### WORK TO COMPLETE
Select from the data all lines with the word "contribution".

··· THE RECORDS

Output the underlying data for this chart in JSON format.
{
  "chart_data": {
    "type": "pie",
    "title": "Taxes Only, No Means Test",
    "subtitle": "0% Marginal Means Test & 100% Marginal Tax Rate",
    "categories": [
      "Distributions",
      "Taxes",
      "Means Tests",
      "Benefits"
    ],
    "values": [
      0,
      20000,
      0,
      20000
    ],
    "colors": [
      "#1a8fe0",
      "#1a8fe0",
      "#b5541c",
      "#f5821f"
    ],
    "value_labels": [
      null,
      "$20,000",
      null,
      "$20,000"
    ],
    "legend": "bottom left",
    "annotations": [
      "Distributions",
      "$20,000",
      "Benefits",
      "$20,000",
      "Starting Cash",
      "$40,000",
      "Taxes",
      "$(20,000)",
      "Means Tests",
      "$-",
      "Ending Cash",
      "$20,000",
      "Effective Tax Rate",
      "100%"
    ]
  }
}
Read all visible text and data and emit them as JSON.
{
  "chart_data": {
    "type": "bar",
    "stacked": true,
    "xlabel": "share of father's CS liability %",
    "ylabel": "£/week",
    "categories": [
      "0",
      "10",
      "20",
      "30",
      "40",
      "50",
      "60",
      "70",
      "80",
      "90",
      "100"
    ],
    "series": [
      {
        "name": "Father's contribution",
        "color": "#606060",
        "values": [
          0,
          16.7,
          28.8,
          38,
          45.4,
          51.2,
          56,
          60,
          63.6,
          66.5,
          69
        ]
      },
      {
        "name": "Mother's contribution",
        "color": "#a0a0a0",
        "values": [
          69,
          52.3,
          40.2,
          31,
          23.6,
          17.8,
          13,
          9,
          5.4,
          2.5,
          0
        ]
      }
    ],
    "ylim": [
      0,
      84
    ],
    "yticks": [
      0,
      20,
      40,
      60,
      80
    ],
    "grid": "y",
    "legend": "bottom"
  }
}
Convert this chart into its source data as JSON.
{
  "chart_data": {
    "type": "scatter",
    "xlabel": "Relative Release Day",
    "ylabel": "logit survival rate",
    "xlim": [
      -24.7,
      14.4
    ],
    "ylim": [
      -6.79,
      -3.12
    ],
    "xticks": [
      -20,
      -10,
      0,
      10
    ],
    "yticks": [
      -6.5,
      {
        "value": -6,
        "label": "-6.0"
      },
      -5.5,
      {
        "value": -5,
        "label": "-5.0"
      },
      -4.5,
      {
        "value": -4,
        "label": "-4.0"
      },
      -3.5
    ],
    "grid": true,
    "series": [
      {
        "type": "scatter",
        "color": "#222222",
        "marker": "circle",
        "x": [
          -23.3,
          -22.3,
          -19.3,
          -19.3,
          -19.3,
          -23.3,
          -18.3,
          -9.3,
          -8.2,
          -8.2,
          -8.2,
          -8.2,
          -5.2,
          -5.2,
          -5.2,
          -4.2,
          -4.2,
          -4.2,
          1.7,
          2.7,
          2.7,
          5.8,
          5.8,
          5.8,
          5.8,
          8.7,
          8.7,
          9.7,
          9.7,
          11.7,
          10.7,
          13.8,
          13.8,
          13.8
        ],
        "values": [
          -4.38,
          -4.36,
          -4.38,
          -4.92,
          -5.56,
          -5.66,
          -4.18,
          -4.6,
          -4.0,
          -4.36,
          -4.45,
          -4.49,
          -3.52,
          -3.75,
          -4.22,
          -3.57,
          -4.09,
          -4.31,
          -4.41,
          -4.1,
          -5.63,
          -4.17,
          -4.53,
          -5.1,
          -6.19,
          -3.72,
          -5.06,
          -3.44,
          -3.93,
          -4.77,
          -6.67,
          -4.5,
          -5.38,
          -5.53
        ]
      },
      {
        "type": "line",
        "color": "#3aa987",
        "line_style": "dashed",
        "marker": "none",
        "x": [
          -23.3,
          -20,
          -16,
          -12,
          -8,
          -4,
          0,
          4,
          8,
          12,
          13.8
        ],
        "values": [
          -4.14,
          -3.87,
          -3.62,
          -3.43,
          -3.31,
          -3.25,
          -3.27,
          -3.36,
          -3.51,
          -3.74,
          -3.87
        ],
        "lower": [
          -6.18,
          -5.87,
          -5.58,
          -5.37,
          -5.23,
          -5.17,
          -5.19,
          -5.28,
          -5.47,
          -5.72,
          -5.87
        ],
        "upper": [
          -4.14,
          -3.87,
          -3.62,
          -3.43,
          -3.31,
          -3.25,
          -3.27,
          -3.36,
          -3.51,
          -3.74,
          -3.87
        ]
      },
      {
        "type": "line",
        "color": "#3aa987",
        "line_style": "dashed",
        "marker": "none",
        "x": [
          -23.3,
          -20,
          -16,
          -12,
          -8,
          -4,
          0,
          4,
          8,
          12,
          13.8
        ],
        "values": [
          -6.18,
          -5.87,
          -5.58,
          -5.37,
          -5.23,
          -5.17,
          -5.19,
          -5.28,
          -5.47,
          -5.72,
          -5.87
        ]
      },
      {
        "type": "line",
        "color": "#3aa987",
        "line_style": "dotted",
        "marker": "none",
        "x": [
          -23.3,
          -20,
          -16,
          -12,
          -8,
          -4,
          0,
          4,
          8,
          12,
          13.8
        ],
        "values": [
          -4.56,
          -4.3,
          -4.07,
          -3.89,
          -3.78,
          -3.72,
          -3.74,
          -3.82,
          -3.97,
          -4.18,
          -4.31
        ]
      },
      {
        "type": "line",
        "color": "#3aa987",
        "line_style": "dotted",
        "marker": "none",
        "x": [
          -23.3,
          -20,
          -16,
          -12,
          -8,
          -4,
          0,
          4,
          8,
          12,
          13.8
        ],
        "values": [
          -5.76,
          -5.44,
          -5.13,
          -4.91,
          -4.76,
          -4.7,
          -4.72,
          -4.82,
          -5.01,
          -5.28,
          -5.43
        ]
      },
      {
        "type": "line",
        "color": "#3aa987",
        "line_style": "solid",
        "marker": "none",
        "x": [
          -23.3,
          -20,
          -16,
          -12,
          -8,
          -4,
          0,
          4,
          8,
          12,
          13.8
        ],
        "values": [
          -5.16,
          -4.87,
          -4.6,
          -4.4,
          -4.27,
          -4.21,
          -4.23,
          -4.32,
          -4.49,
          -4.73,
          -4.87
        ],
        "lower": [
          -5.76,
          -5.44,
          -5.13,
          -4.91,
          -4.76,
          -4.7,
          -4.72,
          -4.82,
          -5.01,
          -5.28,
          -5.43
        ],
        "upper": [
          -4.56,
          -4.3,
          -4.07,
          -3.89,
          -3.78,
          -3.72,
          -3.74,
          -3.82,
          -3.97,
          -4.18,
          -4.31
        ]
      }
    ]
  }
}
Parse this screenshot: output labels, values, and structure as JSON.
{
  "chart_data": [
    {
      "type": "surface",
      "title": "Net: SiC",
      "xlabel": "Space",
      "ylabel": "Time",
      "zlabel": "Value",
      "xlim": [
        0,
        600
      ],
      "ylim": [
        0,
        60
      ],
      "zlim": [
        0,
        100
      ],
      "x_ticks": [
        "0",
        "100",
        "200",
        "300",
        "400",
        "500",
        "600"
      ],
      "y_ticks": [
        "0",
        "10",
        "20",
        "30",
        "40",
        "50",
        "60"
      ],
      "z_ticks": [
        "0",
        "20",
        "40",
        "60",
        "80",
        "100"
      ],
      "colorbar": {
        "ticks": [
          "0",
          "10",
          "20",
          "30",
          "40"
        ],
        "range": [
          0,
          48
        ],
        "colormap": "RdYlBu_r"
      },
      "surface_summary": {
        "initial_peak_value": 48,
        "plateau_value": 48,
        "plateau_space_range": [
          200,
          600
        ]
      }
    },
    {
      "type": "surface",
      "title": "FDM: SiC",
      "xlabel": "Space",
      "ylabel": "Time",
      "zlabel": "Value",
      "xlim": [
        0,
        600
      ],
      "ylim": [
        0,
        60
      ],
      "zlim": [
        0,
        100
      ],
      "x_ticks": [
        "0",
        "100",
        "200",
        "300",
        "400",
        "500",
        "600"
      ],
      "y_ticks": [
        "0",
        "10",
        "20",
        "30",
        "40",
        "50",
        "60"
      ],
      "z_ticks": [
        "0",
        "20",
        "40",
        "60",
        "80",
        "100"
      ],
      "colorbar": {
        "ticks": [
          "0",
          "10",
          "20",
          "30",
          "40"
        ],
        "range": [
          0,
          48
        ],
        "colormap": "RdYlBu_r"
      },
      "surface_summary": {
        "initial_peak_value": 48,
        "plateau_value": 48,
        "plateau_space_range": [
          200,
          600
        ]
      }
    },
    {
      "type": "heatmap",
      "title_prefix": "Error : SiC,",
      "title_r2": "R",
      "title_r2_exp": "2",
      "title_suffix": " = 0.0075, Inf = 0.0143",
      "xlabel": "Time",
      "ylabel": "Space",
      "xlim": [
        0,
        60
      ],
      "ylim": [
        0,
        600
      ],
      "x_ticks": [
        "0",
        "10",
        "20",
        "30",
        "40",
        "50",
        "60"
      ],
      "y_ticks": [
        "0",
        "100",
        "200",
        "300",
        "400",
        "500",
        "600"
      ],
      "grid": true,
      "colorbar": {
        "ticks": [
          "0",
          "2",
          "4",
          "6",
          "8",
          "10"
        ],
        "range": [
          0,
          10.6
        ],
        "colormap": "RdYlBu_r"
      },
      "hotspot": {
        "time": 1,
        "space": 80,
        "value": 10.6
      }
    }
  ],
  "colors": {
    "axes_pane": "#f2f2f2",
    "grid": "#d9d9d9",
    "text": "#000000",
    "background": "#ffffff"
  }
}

······

### RIGHT ANSWER
        "name": "Father's contribution",
        "name": "Mother's contribution",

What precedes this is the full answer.